**Exercise details**
Write the material out again in full, exactly.

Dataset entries
----------

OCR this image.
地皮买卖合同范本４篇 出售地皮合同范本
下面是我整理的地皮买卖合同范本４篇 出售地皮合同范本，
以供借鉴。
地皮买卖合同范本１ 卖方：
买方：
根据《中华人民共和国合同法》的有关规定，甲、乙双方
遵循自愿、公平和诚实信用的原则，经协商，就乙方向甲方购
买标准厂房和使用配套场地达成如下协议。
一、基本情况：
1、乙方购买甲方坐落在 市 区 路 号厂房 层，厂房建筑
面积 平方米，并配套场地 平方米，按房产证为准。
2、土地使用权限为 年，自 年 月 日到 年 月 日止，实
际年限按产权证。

----------

**Complete response**
OCR this image.
地皮买卖合同范本４篇 出售地皮合同范本
下面是我整理的地皮买卖合同范本４篇 出售地皮合同范本，
以供借鉴。
地皮买卖合同范本１ 卖方：
买方：
根据《中华人民共和国合同法》的有关规定，甲、乙双方
遵循自愿、公平和诚实信用的原则，经协商，就乙方向甲方购
买标准厂房和使用配套场地达成如下协议。
一、基本情况：
1、乙方购买甲方坐落在 市 区 路 号厂房 层，厂房建筑
面积 平方米，并配套场地 平方米，按房产证为准。
2、土地使用权限为 年，自 年 月 日到 年 月 日止，实
际年限按产权证。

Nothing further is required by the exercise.